Thanks. Once I verify that our Chase British Airways Visa really doesn't have foreign transaction fees or transfer funds to our Charles Schwab account which I know doesn't have foreign transaction fees I will call Mayan's accounting office back and request that they 'generate an invoice' and pay them. When I called RCI in April via Skype from Tibet they accepted my credit card for the 15 Dec 2006 contracts. I used a cc with foreign transaction fees because my transfers to Schwab were not in the account.

Mayan's representative said "You do not OWE us for your 7 Jan 2007 contract because we have NOT billed you. But I can generate an invoice." I said I had paying an extra 3% for foreign transaction fees. She said there is no rush to pay for the 4 week's contract refurbishment until we send you a bill. When I reviewed our mail when we arrived home last month, Mayan had not sent any invoices.

I called Mayan because it is possible for mail to get lost. They said "Oh we do not plan to invoice that expense until our late 2012 cycle around October and it will be due 15 Dec 2012. I said we will not receive any mail sent after mid September 2012 because we will have begun our travel season and since we will be in Mazatlan in October and NV/PV in December it would be easier to pay there.

I realize I probably sound OCD or something even though I have never been accused of that. I just have such mixed feeling about Mayan - love/hate/etc.

+ + + + +

▶ [What is asked]
- A) In the post about paying Mayan's refurbishment charges, list every date that gives a day, a month and a year.
- B) Write the next part of the post about paying Mayan's refurbishment charges, starting after its final sentence.
The material is unrelated to the post about paying Mayan's refurbishment charges.

▶ [Source material]
+ + + + +

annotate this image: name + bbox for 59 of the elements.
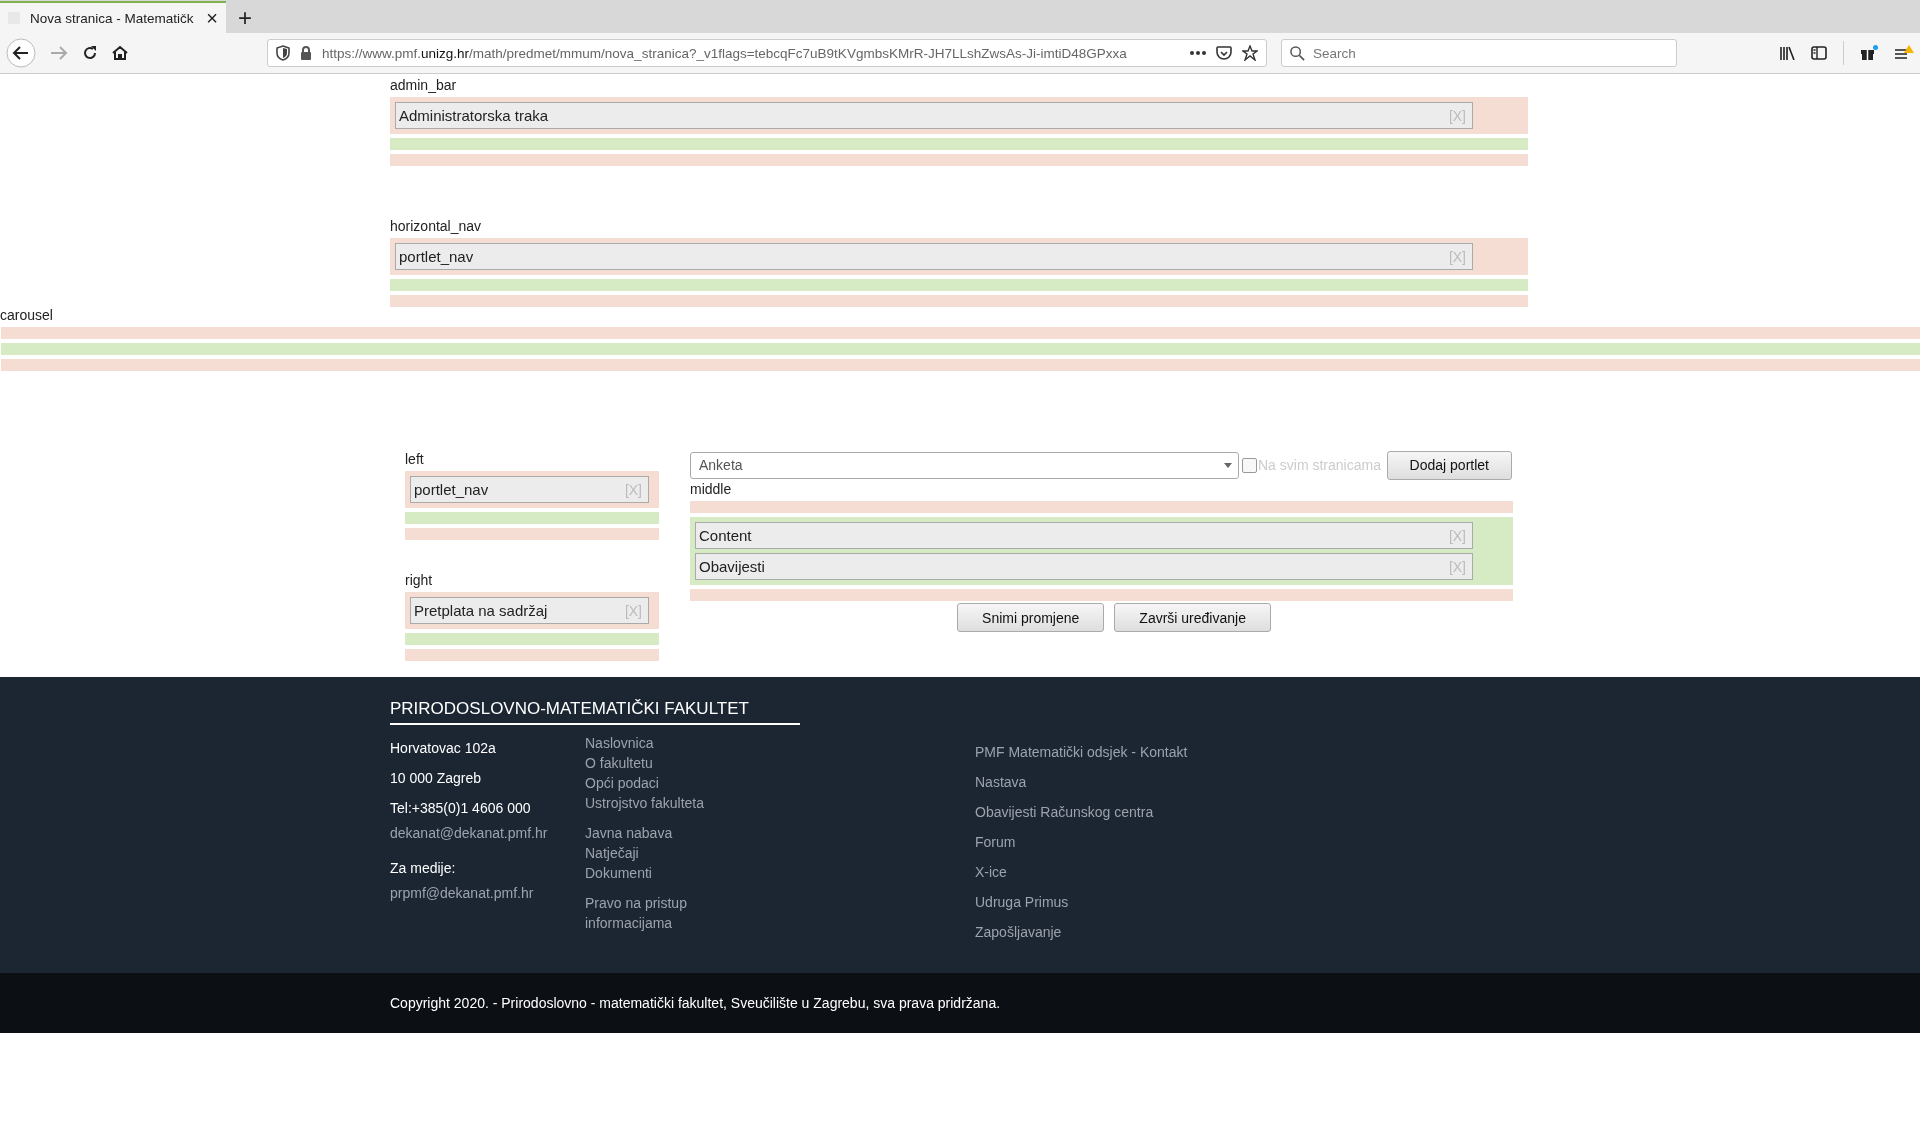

+ + + + +

▶ [Answers below]
- A) 15 Dec 2006, 7 Jan 2007, 15 Dec 2012

- B)
We can stay at Mayan for SIX MONTH October->March every other year IF they allow us to have Christmas & New Years with our contracts. They usually do for Mayan in Maya Riviera. The General Managers hotel side of Mayan at ALL of their resorts are first class. 

I could write a book on their sales operation: OPCs (outside & Vida inside), liners, closers, managers, project managers on up the chain. But life is short and I try to 'forget about those kind of people' who could not care less about us. Oh maybe they do care. They would rather we would drop dead because they say "It is not fair that you have such great health. We sold your husband the Senior Certificate upgrades in 2006 when he was 80 years old. The average American is supposed to die at 77. Ken's father & grandfather lived to 100 in good health."


----------



## Tropical lady (Jun 10, 2012)

Farmgirl,
We did all our upgrades at Riviera Maya.  We only had 1 "iffy" experience, but that was resolved onsite by member services.  We tried Nuevo twice for GL updates, but both were not our style and we walked out. Our last 2 owner's updates/upgrades for GL in RM went well and were a direct contrast to how we were treated in Nuevo.
The sales force is not the same for the different levels, so my info would not help you.  It was emphasized to us that now the sales are employees who work for Vidanta because of all the complaints about the contract sales force.
I honestly don't know if we are cautious or lucky or naive, but we found anything verbal added to the contracts with no surprises and generally were fine with RM.  
Yes, the new contracts do guarantee availability although I don't think it has to be for the dates and/or location you request.  Availability was the #1 complaint.  However, I just recently booked 4 weeks in Nuevo and I am in GL and over Christmas which I never expected to get.


----------



## pittle (Jun 10, 2012)

Flexible - we just pay when the invoice comes.  It ususally due near the end of the year.  We have 5 contacts and just plan for one billing statement each year.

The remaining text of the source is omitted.